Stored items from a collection
/---

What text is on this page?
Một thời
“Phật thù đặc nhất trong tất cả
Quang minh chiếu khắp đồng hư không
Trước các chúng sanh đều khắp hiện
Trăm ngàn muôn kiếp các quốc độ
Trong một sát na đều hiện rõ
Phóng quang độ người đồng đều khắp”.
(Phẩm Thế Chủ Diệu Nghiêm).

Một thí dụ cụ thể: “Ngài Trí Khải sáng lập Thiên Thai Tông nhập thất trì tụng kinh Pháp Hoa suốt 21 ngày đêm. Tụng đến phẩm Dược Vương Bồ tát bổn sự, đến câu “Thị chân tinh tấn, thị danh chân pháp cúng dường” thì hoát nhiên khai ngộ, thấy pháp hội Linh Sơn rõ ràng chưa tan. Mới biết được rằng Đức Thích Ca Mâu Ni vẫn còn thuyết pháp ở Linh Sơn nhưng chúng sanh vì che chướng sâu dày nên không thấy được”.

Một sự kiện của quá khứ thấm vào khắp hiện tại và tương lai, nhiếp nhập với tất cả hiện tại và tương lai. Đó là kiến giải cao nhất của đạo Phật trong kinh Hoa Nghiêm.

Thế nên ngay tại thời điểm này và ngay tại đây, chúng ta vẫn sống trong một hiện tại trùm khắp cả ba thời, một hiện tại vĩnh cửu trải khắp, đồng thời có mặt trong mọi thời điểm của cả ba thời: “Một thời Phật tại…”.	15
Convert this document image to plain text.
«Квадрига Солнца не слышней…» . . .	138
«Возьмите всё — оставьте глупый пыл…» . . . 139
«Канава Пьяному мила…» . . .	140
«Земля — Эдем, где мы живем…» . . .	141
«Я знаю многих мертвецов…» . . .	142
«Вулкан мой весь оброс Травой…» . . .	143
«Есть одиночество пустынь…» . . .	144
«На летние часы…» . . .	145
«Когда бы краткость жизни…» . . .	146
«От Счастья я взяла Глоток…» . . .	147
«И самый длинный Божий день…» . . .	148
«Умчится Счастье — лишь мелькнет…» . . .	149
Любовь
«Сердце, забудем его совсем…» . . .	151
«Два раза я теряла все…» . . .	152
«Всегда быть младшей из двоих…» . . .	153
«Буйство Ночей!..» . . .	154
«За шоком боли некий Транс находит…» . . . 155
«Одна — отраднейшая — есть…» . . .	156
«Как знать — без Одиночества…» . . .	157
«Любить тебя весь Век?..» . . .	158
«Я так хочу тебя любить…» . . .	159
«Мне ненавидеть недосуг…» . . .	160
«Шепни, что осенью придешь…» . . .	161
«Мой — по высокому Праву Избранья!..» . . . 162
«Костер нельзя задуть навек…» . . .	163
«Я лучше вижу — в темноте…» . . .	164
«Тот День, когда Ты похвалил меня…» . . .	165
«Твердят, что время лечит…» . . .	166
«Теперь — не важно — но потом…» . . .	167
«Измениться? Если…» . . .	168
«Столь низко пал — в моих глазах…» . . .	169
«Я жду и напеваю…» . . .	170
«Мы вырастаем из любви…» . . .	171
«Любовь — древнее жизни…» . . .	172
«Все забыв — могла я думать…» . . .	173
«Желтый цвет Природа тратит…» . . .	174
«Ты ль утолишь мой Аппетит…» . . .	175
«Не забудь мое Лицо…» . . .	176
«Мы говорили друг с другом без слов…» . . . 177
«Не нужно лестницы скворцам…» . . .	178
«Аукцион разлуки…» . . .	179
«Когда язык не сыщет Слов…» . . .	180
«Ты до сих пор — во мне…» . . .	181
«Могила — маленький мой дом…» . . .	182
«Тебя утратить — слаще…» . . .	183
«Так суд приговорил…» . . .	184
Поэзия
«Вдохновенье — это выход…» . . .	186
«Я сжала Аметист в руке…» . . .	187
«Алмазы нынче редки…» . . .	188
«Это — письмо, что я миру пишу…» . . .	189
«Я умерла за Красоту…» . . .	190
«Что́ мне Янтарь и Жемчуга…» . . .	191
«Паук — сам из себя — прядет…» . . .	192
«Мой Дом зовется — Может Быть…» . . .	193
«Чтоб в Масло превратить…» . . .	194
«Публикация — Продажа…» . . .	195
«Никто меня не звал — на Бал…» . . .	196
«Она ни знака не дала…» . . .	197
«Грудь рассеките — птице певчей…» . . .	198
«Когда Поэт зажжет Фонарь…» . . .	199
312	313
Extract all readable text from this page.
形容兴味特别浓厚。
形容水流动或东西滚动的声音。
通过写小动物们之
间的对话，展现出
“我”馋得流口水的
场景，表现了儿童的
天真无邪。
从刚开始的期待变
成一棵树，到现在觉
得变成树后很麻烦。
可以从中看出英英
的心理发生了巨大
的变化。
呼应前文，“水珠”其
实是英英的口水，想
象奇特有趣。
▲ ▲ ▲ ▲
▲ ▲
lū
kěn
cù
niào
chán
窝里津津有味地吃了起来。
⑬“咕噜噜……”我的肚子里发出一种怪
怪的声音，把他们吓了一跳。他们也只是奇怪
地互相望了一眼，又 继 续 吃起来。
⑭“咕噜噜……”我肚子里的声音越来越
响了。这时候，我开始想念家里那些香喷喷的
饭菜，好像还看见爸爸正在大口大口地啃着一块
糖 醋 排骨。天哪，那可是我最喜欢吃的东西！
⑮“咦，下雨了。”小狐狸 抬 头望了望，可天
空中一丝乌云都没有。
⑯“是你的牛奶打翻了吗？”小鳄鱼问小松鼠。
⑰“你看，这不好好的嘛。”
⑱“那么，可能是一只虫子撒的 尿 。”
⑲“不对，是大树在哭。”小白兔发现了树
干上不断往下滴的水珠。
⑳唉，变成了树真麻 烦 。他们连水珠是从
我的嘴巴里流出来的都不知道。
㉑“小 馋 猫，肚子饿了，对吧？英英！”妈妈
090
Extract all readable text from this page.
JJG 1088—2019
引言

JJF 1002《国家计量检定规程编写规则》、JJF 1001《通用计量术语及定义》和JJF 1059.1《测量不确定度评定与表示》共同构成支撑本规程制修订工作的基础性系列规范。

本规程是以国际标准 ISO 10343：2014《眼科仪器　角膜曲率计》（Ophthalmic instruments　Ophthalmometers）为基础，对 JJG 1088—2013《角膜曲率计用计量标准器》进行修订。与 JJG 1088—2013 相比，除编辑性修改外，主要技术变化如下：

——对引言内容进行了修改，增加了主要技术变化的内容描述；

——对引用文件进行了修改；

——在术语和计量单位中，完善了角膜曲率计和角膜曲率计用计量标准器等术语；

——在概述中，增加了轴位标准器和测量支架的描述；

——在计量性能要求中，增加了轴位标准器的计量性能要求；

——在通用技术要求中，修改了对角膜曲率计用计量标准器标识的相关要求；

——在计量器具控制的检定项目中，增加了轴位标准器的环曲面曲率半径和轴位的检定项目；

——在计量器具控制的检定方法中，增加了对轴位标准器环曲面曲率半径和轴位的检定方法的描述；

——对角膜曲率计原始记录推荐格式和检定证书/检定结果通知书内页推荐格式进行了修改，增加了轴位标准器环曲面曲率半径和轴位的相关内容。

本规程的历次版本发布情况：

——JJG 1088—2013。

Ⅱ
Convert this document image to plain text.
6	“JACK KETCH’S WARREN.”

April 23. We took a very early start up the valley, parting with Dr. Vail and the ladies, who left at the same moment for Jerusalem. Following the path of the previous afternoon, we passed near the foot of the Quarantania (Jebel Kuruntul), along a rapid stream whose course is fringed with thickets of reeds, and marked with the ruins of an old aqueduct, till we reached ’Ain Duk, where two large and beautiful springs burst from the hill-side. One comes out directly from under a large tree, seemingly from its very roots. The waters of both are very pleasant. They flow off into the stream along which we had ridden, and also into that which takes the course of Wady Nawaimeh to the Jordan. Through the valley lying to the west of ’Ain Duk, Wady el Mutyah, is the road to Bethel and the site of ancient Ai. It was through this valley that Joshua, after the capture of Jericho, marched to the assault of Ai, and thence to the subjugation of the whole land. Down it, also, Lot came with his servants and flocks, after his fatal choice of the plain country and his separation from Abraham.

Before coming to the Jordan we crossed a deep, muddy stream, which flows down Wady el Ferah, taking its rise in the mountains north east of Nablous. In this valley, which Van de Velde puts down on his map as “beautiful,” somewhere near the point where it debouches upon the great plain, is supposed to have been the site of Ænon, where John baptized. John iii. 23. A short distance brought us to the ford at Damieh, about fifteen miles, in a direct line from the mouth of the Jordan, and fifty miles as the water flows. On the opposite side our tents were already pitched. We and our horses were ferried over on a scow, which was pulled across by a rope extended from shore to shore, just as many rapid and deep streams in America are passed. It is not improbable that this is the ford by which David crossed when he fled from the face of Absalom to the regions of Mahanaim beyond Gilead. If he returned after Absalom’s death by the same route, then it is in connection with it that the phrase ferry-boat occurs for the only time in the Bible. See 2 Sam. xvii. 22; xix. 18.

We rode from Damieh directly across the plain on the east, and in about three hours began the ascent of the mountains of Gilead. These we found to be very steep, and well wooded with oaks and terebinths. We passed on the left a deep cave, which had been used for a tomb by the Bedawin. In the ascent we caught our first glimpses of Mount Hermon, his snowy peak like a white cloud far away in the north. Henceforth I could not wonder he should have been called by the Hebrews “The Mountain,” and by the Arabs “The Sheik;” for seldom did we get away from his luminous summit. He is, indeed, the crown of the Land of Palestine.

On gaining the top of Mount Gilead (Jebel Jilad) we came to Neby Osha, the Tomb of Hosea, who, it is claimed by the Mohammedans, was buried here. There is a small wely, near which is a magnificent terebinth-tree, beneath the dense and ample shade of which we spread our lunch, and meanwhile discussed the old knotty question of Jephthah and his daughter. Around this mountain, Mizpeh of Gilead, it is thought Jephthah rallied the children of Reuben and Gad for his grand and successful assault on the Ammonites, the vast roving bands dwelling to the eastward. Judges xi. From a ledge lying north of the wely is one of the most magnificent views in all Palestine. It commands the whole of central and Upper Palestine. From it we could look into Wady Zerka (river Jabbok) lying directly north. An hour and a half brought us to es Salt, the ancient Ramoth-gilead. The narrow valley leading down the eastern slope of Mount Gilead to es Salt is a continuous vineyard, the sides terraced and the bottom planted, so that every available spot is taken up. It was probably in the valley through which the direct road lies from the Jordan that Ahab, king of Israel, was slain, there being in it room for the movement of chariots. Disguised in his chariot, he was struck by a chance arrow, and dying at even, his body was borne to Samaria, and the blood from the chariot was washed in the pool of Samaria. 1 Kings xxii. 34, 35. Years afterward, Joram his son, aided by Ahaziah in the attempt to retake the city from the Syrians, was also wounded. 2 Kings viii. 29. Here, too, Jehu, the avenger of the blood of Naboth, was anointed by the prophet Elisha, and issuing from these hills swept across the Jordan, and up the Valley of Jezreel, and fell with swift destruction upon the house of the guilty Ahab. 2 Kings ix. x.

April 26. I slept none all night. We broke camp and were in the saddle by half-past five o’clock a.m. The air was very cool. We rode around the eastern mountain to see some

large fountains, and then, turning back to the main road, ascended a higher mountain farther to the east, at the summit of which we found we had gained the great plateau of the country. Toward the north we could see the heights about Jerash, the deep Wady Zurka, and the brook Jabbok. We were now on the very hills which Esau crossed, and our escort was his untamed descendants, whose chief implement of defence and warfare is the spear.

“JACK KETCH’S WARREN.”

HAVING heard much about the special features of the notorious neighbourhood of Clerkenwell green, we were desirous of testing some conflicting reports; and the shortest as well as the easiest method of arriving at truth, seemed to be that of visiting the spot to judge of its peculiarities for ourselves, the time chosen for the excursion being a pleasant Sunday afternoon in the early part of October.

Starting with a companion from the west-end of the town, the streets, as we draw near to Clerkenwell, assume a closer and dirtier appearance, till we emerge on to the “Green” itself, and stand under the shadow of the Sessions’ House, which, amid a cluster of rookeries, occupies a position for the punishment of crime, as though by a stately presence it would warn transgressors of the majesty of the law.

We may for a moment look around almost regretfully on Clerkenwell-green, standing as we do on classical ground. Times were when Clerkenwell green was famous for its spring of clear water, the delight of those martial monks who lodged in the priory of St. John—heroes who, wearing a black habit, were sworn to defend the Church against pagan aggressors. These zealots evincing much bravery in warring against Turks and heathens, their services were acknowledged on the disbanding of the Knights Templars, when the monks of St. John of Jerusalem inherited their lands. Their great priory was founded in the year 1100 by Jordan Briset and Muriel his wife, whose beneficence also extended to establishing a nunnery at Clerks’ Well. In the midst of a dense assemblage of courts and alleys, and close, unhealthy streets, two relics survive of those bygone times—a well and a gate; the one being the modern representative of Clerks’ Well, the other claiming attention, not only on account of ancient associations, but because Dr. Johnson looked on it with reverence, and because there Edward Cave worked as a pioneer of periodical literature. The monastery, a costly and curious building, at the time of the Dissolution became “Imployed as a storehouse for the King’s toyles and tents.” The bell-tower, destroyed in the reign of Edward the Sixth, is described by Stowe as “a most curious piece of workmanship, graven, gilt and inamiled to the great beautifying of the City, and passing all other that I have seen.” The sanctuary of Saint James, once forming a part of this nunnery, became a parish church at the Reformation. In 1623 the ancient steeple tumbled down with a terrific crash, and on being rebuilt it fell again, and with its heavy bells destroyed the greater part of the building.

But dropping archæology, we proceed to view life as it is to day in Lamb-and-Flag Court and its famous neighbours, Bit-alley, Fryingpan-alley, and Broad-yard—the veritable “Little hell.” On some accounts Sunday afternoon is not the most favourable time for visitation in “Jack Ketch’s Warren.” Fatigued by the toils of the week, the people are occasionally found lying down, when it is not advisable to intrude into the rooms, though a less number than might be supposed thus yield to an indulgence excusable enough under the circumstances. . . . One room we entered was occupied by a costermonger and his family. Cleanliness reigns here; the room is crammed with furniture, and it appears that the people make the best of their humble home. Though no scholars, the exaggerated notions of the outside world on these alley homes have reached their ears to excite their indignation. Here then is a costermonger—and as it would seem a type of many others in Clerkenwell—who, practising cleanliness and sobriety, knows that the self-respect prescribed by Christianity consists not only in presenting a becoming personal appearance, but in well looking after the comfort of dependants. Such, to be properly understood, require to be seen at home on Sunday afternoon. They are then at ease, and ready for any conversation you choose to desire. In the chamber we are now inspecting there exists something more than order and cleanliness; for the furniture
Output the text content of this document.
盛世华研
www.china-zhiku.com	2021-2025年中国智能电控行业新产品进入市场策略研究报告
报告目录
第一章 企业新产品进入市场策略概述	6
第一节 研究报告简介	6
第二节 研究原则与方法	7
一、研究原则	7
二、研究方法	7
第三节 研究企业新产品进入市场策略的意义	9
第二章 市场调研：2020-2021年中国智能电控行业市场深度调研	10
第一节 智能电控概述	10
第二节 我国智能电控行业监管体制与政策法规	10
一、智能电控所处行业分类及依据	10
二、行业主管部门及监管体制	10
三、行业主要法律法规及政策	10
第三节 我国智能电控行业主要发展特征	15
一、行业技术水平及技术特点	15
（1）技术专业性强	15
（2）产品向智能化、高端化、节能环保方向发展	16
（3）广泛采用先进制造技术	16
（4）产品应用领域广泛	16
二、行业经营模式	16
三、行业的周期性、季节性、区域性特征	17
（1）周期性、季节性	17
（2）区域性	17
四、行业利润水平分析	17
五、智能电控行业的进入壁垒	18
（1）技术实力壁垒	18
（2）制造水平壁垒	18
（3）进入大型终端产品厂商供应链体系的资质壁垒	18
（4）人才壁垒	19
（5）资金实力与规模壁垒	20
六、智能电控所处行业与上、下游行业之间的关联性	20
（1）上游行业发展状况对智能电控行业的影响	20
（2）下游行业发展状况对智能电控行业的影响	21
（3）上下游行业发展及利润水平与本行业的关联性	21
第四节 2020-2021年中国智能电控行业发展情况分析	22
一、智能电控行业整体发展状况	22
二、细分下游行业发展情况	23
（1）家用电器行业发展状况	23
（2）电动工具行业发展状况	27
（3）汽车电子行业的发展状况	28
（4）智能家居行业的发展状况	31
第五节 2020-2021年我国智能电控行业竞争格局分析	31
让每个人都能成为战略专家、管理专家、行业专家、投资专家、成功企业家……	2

\---

Return the lines from the line containing "Output the text content of this document." to the end of the entries above, exactly as they appear and with no other output.

- **Task result**:
Output the text content of this document.
盛世华研
www.china-zhiku.com	2021-2025年中国智能电控行业新产品进入市场策略研究报告
报告目录
第一章 企业新产品进入市场策略概述	6
第一节 研究报告简介	6
第二节 研究原则与方法	7
一、研究原则	7
二、研究方法	7
第三节 研究企业新产品进入市场策略的意义	9
第二章 市场调研：2020-2021年中国智能电控行业市场深度调研	10
第一节 智能电控概述	10
第二节 我国智能电控行业监管体制与政策法规	10
一、智能电控所处行业分类及依据	10
二、行业主管部门及监管体制	10
三、行业主要法律法规及政策	10
第三节 我国智能电控行业主要发展特征	15
一、行业技术水平及技术特点	15
（1）技术专业性强	15
（2）产品向智能化、高端化、节能环保方向发展	16
（3）广泛采用先进制造技术	16
（4）产品应用领域广泛	16
二、行业经营模式	16
三、行业的周期性、季节性、区域性特征	17
（1）周期性、季节性	17
（2）区域性	17
四、行业利润水平分析	17
五、智能电控行业的进入壁垒	18
（1）技术实力壁垒	18
（2）制造水平壁垒	18
（3）进入大型终端产品厂商供应链体系的资质壁垒	18
（4）人才壁垒	19
（5）资金实力与规模壁垒	20
六、智能电控所处行业与上、下游行业之间的关联性	20
（1）上游行业发展状况对智能电控行业的影响	20
（2）下游行业发展状况对智能电控行业的影响	21
（3）上下游行业发展及利润水平与本行业的关联性	21
第四节 2020-2021年中国智能电控行业发展情况分析	22
一、智能电控行业整体发展状况	22
二、细分下游行业发展情况	23
（1）家用电器行业发展状况	23
（2）电动工具行业发展状况	27
（3）汽车电子行业的发展状况	28
（4）智能家居行业的发展状况	31
第五节 2020-2021年我国智能电控行业竞争格局分析	31
让每个人都能成为战略专家、管理专家、行业专家、投资专家、成功企业家……	2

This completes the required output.